◆ SET PROBLEM: Give the listing again in full, exactly as written.

[start INFORMATION SHOWN]

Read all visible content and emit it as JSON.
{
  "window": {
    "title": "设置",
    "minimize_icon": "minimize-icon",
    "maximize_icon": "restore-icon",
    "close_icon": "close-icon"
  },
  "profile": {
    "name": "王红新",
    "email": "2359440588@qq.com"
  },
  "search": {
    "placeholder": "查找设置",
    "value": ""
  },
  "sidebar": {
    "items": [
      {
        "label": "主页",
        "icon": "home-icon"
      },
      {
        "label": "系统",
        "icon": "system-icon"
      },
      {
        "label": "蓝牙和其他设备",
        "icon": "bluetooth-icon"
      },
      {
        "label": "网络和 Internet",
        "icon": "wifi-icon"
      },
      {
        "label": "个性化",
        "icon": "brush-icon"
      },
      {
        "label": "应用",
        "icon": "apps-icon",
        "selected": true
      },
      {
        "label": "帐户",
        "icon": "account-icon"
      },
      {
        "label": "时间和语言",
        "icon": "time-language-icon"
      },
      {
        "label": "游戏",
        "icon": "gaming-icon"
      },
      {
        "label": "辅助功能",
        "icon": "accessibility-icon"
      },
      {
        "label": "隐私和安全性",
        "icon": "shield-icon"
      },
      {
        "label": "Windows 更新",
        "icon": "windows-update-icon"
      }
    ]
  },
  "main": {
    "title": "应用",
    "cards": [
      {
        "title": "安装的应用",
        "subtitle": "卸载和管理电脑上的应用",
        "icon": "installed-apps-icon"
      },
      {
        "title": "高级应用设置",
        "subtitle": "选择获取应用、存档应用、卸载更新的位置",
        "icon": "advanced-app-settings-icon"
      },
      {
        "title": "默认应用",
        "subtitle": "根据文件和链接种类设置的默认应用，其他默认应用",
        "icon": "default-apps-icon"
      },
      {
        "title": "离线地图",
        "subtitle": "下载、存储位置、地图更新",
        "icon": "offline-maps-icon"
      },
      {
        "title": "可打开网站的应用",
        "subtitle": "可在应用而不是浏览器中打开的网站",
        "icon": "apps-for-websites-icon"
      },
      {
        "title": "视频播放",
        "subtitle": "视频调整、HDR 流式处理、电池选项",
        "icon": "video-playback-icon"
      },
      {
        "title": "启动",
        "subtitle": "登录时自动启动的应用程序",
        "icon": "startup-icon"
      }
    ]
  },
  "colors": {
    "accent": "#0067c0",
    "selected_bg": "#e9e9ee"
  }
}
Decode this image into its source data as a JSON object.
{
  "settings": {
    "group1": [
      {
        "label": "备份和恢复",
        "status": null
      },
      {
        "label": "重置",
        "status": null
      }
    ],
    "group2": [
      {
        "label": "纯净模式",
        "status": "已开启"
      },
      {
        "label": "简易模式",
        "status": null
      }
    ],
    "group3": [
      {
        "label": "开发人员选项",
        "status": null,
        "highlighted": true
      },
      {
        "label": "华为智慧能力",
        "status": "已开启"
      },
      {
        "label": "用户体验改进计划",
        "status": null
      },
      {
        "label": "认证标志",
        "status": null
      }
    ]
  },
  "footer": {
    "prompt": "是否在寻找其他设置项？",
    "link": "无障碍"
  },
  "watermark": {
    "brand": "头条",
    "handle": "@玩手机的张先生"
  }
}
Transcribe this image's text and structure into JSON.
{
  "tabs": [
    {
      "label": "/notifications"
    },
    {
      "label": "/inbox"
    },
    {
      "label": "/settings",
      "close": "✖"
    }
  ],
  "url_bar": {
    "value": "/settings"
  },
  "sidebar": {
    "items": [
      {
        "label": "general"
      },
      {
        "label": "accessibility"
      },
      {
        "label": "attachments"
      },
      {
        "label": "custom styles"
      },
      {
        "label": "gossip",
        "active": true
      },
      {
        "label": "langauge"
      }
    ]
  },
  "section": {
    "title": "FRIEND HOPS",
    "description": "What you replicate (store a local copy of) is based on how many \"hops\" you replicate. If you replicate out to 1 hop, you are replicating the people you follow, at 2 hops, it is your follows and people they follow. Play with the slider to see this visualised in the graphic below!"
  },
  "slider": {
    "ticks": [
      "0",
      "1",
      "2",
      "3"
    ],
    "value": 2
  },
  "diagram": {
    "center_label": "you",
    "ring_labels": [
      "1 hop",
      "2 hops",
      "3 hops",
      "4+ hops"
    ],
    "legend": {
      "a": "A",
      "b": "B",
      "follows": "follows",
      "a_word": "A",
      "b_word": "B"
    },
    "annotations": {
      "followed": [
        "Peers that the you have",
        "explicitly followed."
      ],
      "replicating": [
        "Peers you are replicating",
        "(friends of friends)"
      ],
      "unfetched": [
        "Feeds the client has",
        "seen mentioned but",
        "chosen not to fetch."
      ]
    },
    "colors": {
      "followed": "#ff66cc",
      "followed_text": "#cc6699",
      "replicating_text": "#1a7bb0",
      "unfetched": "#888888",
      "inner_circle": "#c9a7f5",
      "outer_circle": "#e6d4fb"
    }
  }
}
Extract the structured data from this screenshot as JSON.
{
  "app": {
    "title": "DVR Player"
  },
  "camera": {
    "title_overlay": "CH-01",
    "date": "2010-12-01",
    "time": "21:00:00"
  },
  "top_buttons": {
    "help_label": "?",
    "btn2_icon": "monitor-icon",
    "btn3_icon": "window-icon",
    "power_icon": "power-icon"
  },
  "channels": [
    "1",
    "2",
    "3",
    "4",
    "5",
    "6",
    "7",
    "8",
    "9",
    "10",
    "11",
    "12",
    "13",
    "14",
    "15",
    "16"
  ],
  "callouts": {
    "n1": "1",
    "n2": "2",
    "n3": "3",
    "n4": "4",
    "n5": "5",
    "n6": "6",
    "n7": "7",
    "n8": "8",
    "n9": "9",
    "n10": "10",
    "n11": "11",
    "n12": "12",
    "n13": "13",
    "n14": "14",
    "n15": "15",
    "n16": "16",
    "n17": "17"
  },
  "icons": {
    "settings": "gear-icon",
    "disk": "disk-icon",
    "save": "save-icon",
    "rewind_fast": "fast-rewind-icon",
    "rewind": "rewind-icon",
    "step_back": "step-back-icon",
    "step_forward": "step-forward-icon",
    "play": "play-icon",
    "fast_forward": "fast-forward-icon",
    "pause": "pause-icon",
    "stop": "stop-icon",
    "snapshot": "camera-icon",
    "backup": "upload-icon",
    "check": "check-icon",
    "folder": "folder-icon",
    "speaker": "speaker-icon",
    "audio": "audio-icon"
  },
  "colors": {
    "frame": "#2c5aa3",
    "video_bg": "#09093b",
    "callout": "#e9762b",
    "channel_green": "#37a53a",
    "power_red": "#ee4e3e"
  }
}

[end INFORMATION SHOWN]

◆ WRITTEN RESPONSE:
Read all visible content and emit it as JSON.
{
  "window": {
    "title": "设置",
    "minimize_icon": "minimize-icon",
    "maximize_icon": "restore-icon",
    "close_icon": "close-icon"
  },
  "profile": {
    "name": "王红新",
    "email": "2359440588@qq.com"
  },
  "search": {
    "placeholder": "查找设置",
    "value": ""
  },
  "sidebar": {
    "items": [
      {
        "label": "主页",
        "icon": "home-icon"
      },
      {
        "label": "系统",
        "icon": "system-icon"
      },
      {
        "label": "蓝牙和其他设备",
        "icon": "bluetooth-icon"
      },
      {
        "label": "网络和 Internet",
        "icon": "wifi-icon"
      },
      {
        "label": "个性化",
        "icon": "brush-icon"
      },
      {
        "label": "应用",
        "icon": "apps-icon",
        "selected": true
      },
      {
        "label": "帐户",
        "icon": "account-icon"
      },
      {
        "label": "时间和语言",
        "icon": "time-language-icon"
      },
      {
        "label": "游戏",
        "icon": "gaming-icon"
      },
      {
        "label": "辅助功能",
        "icon": "accessibility-icon"
      },
      {
        "label": "隐私和安全性",
        "icon": "shield-icon"
      },
      {
        "label": "Windows 更新",
        "icon": "windows-update-icon"
      }
    ]
  },
  "main": {
    "title": "应用",
    "cards": [
      {
        "title": "安装的应用",
        "subtitle": "卸载和管理电脑上的应用",
        "icon": "installed-apps-icon"
      },
      {
        "title": "高级应用设置",
        "subtitle": "选择获取应用、存档应用、卸载更新的位置",
        "icon": "advanced-app-settings-icon"
      },
      {
        "title": "默认应用",
        "subtitle": "根据文件和链接种类设置的默认应用，其他默认应用",
        "icon": "default-apps-icon"
      },
      {
        "title": "离线地图",
        "subtitle": "下载、存储位置、地图更新",
        "icon": "offline-maps-icon"
      },
      {
        "title": "可打开网站的应用",
        "subtitle": "可在应用而不是浏览器中打开的网站",
        "icon": "apps-for-websites-icon"
      },
      {
        "title": "视频播放",
        "subtitle": "视频调整、HDR 流式处理、电池选项",
        "icon": "video-playback-icon"
      },
      {
        "title": "启动",
        "subtitle": "登录时自动启动的应用程序",
        "icon": "startup-icon"
      }
    ]
  },
  "colors": {
    "accent": "#0067c0",
    "selected_bg": "#e9e9ee"
  }
}
Decode this image into its source data as a JSON object.
{
  "settings": {
    "group1": [
      {
        "label": "备份和恢复",
        "status": null
      },
      {
        "label": "重置",
        "status": null
      }
    ],
    "group2": [
      {
        "label": "纯净模式",
        "status": "已开启"
      },
      {
        "label": "简易模式",
        "status": null
      }
    ],
    "group3": [
      {
        "label": "开发人员选项",
        "status": null,
        "highlighted": true
      },
      {
        "label": "华为智慧能力",
        "status": "已开启"
      },
      {
        "label": "用户体验改进计划",
        "status": null
      },
      {
        "label": "认证标志",
        "status": null
      }
    ]
  },
  "footer": {
    "prompt": "是否在寻找其他设置项？",
    "link": "无障碍"
  },
  "watermark": {
    "brand": "头条",
    "handle": "@玩手机的张先生"
  }
}
Transcribe this image's text and structure into JSON.
{
  "tabs": [
    {
      "label": "/notifications"
    },
    {
      "label": "/inbox"
    },
    {
      "label": "/settings",
      "close": "✖"
    }
  ],
  "url_bar": {
    "value": "/settings"
  },
  "sidebar": {
    "items": [
      {
        "label": "general"
      },
      {
        "label": "accessibility"
      },
      {
        "label": "attachments"
      },
      {
        "label": "custom styles"
      },
      {
        "label": "gossip",
        "active": true
      },
      {
        "label": "langauge"
      }
    ]
  },
  "section": {
    "title": "FRIEND HOPS",
    "description": "What you replicate (store a local copy of) is based on how many \"hops\" you replicate. If you replicate out to 1 hop, you are replicating the people you follow, at 2 hops, it is your follows and people they follow. Play with the slider to see this visualised in the graphic below!"
  },
  "slider": {
    "ticks": [
      "0",
      "1",
      "2",
      "3"
    ],
    "value": 2
  },
  "diagram": {
    "center_label": "you",
    "ring_labels": [
      "1 hop",
      "2 hops",
      "3 hops",
      "4+ hops"
    ],
    "legend": {
      "a": "A",
      "b": "B",
      "follows": "follows",
      "a_word": "A",
      "b_word": "B"
    },
    "annotations": {
      "followed": [
        "Peers that the you have",
        "explicitly followed."
      ],
      "replicating": [
        "Peers you are replicating",
        "(friends of friends)"
      ],
      "unfetched": [
        "Feeds the client has",
        "seen mentioned but",
        "chosen not to fetch."
      ]
    },
    "colors": {
      "followed": "#ff66cc",
      "followed_text": "#cc6699",
      "replicating_text": "#1a7bb0",
      "unfetched": "#888888",
      "inner_circle": "#c9a7f5",
      "outer_circle": "#e6d4fb"
    }
  }
}
Extract the structured data from this screenshot as JSON.
{
  "app": {
    "title": "DVR Player"
  },
  "camera": {
    "title_overlay": "CH-01",
    "date": "2010-12-01",
    "time": "21:00:00"
  },
  "top_buttons": {
    "help_label": "?",
    "btn2_icon": "monitor-icon",
    "btn3_icon": "window-icon",
    "power_icon": "power-icon"
  },
  "channels": [
    "1",
    "2",
    "3",
    "4",
    "5",
    "6",
    "7",
    "8",
    "9",
    "10",
    "11",
    "12",
    "13",
    "14",
    "15",
    "16"
  ],
  "callouts": {
    "n1": "1",
    "n2": "2",
    "n3": "3",
    "n4": "4",
    "n5": "5",
    "n6": "6",
    "n7": "7",
    "n8": "8",
    "n9": "9",
    "n10": "10",
    "n11": "11",
    "n12": "12",
    "n13": "13",
    "n14": "14",
    "n15": "15",
    "n16": "16",
    "n17": "17"
  },
  "icons": {
    "settings": "gear-icon",
    "disk": "disk-icon",
    "save": "save-icon",
    "rewind_fast": "fast-rewind-icon",
    "rewind": "rewind-icon",
    "step_back": "step-back-icon",
    "step_forward": "step-forward-icon",
    "play": "play-icon",
    "fast_forward": "fast-forward-icon",
    "pause": "pause-icon",
    "stop": "stop-icon",
    "snapshot": "camera-icon",
    "backup": "upload-icon",
    "check": "check-icon",
    "folder": "folder-icon",
    "speaker": "speaker-icon",
    "audio": "audio-icon"
  },
  "colors": {
    "frame": "#2c5aa3",
    "video_bg": "#09093b",
    "callout": "#e9762b",
    "channel_green": "#37a53a",
    "power_red": "#ee4e3e"
  }
}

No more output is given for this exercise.